┏━━

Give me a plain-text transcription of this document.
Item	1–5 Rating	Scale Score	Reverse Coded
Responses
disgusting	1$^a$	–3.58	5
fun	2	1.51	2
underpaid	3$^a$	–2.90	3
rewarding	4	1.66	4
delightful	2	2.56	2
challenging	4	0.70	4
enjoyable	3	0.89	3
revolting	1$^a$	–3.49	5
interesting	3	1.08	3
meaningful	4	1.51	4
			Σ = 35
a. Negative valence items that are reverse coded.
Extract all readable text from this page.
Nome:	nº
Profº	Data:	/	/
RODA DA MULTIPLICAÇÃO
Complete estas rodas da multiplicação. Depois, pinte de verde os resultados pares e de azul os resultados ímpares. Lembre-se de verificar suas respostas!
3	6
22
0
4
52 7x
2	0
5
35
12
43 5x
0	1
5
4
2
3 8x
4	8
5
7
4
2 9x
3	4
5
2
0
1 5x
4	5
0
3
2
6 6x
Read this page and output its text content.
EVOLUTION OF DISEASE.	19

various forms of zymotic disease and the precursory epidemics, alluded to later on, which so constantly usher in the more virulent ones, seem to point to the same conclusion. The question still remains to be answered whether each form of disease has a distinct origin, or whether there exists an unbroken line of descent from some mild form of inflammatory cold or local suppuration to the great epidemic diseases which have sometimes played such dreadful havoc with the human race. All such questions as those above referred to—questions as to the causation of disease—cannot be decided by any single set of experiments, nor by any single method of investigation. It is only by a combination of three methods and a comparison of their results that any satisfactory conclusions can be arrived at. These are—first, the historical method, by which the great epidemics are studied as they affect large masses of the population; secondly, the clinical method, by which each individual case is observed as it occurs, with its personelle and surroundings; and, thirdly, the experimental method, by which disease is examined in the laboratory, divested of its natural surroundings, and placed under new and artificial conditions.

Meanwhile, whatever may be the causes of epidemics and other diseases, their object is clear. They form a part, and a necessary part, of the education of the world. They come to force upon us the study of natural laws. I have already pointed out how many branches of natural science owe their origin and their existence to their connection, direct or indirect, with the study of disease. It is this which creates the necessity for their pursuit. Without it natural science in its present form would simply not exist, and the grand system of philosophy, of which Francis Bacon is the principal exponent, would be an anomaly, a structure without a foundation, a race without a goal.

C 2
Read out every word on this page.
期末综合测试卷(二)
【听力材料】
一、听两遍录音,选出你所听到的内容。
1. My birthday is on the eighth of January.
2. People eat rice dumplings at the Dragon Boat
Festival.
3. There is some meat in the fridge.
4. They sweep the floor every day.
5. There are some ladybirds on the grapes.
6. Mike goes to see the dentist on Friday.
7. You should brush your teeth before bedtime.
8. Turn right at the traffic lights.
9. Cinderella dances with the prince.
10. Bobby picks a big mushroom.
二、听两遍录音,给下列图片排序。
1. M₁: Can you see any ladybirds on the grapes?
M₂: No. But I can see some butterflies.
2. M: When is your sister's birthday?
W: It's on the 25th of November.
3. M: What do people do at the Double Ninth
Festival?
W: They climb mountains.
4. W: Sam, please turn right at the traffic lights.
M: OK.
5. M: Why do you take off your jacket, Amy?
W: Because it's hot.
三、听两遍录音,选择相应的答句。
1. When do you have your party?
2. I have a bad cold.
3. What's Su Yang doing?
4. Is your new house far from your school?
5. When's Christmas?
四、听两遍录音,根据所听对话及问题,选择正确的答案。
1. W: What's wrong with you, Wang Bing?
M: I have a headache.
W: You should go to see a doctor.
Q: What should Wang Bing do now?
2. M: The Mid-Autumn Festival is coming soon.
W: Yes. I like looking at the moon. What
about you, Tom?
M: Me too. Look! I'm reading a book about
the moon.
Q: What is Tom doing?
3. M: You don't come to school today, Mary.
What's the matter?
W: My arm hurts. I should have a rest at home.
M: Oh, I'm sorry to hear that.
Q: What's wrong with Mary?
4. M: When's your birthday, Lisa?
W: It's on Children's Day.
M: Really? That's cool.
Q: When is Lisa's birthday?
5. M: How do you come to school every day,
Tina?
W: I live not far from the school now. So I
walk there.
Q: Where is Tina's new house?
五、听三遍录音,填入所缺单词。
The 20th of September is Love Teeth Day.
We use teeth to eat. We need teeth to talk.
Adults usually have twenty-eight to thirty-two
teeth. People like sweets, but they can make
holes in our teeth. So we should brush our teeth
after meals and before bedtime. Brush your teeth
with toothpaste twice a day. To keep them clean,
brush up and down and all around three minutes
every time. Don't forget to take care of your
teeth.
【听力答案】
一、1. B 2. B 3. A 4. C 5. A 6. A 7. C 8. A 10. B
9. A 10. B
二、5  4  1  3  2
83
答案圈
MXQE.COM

┗━━

__Given problem__:
Report each line in the data that holds the word "wrong".

__Reply to the exercise__:
1. W: What's wrong with you, Wang Bing?
Q: What's wrong with Mary?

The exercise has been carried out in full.